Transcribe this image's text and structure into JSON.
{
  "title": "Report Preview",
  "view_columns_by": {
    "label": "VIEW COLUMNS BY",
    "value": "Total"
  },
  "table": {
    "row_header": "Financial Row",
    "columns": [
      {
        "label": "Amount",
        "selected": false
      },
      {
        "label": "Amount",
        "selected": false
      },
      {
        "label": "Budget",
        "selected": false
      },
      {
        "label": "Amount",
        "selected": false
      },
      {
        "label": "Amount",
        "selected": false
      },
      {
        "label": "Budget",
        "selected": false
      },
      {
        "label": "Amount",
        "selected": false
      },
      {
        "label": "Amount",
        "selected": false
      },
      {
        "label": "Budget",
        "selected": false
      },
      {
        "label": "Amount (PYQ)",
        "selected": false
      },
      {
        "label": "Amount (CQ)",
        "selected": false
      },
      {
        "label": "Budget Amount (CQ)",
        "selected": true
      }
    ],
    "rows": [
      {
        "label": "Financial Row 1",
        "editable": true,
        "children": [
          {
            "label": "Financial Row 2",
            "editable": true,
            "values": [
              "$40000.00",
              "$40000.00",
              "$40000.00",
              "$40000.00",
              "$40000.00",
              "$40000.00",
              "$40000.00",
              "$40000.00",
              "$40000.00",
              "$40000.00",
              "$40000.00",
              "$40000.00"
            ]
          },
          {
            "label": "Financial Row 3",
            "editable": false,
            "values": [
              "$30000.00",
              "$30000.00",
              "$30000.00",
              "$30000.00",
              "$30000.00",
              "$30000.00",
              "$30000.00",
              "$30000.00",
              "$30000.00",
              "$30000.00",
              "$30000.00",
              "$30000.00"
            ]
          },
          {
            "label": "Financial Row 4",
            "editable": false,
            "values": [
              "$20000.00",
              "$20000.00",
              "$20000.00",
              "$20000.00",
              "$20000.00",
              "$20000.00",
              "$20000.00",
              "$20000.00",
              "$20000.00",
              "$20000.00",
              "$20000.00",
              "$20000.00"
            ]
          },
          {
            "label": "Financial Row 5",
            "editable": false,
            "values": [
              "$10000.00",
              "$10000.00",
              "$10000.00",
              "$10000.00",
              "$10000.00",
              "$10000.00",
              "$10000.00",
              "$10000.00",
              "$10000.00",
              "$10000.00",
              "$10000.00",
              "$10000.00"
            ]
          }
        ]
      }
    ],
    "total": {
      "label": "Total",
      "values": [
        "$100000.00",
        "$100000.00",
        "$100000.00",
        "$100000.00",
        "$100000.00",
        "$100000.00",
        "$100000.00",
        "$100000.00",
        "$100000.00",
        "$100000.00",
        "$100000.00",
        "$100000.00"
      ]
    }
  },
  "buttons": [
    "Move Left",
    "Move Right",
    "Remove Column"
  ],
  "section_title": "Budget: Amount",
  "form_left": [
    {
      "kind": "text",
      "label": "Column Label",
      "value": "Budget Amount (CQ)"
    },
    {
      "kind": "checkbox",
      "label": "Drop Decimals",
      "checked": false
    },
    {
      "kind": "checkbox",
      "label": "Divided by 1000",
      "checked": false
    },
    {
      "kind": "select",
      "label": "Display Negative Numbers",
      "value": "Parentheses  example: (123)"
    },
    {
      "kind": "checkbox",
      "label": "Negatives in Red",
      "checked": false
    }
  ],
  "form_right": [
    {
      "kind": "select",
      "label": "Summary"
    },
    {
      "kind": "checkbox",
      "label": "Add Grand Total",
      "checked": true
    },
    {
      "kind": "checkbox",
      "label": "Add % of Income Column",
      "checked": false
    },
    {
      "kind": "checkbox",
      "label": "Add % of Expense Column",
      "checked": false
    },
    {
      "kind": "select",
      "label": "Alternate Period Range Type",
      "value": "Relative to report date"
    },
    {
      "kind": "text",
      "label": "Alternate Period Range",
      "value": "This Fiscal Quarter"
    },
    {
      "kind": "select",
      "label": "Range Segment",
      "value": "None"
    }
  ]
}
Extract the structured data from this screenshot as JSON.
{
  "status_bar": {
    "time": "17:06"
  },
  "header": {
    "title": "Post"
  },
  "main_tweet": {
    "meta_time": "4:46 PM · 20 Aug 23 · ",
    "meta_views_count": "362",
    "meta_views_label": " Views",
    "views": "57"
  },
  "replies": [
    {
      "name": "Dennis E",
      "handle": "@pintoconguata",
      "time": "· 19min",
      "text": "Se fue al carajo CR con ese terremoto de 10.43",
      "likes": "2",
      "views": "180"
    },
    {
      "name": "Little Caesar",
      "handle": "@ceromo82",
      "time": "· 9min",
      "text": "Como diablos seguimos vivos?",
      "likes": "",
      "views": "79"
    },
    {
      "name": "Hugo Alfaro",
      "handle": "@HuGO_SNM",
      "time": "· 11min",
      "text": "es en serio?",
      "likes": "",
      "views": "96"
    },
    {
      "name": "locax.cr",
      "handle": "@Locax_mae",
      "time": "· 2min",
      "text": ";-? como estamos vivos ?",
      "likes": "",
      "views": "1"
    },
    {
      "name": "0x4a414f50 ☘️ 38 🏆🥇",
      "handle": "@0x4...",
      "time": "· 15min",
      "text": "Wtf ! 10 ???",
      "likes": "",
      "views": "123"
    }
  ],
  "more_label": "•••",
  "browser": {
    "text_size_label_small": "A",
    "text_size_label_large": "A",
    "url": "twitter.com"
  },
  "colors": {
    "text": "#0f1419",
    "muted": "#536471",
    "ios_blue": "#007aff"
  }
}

==============================

Copy every line of the listing that includes the string "JSON".

### TASK SOLUTION
Transcribe this image's text and structure into JSON.
Extract the structured data from this screenshot as JSON.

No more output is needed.